◆ DO THIS:
Gather from the listing below each line that includes the word "JSON", and copy it.

** Start EXERCISE INPUTS **

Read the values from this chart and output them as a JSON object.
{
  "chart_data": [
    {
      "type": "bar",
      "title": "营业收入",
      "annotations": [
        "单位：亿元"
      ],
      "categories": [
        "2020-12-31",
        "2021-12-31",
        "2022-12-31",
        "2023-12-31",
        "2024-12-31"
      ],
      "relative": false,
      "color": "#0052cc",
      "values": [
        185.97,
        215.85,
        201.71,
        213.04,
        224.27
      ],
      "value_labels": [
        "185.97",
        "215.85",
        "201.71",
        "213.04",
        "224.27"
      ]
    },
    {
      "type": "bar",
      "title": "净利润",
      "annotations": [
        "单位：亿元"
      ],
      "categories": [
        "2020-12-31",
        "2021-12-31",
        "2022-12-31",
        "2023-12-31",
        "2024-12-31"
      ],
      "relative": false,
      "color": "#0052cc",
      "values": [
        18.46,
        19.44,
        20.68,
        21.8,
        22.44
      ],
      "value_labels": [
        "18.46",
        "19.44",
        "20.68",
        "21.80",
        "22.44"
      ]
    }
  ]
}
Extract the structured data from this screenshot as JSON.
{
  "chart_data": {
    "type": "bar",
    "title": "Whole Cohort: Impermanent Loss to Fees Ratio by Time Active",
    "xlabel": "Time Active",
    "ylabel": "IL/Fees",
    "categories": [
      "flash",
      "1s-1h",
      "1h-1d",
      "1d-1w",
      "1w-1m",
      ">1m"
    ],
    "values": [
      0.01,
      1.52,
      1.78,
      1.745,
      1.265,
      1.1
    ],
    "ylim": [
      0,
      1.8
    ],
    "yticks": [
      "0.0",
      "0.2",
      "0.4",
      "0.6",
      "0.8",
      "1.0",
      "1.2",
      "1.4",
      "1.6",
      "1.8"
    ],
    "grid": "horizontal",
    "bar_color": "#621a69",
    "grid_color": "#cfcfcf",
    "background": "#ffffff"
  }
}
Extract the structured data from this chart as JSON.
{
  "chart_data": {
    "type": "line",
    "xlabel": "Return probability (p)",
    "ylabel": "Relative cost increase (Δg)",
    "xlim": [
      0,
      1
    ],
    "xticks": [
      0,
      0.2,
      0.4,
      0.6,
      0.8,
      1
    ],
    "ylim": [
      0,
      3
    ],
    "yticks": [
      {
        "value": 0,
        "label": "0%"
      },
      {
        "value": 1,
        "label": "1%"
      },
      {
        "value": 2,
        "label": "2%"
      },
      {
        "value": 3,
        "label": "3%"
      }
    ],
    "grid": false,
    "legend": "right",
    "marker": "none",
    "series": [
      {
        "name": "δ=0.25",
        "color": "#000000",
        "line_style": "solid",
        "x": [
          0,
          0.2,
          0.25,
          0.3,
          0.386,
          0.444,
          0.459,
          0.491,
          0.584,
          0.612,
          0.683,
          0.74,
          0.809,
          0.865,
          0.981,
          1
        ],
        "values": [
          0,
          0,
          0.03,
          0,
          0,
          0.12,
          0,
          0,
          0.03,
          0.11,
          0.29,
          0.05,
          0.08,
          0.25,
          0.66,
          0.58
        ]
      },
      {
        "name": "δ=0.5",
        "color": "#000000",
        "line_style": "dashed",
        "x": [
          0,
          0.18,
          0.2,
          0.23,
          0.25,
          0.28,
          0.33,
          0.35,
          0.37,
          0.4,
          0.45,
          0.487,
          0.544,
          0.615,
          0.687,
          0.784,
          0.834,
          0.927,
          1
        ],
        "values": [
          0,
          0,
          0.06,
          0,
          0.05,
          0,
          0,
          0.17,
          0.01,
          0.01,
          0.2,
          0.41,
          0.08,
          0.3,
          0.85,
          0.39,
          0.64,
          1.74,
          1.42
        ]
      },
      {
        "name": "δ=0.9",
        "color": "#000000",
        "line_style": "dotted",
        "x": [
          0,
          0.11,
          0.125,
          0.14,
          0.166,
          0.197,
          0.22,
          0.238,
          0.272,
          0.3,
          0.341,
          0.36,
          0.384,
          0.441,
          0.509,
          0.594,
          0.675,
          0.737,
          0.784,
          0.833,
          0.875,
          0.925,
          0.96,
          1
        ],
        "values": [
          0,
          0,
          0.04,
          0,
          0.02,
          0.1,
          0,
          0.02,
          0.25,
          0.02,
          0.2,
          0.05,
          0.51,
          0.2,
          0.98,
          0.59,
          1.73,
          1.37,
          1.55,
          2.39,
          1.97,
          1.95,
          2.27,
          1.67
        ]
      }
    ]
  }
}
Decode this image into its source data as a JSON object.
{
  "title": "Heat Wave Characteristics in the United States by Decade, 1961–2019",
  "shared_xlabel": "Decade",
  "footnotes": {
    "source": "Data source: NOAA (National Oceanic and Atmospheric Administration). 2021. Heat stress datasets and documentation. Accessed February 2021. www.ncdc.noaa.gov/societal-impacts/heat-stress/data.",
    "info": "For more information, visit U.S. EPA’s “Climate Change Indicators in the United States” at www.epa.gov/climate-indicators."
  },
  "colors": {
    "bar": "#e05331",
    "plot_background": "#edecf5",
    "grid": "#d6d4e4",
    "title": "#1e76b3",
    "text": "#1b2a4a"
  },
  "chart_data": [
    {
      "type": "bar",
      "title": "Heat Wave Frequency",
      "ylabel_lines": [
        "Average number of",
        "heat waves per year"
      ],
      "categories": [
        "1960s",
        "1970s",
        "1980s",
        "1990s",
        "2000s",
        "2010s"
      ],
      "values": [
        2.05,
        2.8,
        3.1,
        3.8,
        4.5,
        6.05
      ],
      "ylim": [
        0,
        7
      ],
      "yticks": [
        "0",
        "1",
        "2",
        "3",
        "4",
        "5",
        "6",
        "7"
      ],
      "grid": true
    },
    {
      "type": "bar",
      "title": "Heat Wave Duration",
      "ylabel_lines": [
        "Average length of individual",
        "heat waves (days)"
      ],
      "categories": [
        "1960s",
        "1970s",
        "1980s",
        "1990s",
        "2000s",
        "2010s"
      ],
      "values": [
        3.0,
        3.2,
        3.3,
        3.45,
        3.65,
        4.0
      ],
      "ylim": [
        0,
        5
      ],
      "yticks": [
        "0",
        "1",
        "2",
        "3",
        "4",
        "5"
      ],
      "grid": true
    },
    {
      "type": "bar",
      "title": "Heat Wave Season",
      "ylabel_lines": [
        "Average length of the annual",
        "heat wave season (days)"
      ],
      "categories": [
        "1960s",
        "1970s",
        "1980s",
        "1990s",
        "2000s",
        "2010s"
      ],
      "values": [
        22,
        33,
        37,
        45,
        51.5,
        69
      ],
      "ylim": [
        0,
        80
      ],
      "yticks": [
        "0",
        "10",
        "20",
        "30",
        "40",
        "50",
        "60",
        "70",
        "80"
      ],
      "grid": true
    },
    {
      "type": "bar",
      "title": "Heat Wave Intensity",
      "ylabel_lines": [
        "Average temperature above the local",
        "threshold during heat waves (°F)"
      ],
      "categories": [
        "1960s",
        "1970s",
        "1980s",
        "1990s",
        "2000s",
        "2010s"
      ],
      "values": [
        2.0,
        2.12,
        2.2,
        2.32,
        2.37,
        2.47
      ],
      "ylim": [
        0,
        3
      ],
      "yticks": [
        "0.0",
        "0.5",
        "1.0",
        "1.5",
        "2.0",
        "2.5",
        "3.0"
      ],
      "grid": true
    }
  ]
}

** End EXERCISE INPUTS **

◆ RESPONSE TO THE EXERCISE:
Read the values from this chart and output them as a JSON object.
Extract the structured data from this screenshot as JSON.
Extract the structured data from this chart as JSON.
Decode this image into its source data as a JSON object.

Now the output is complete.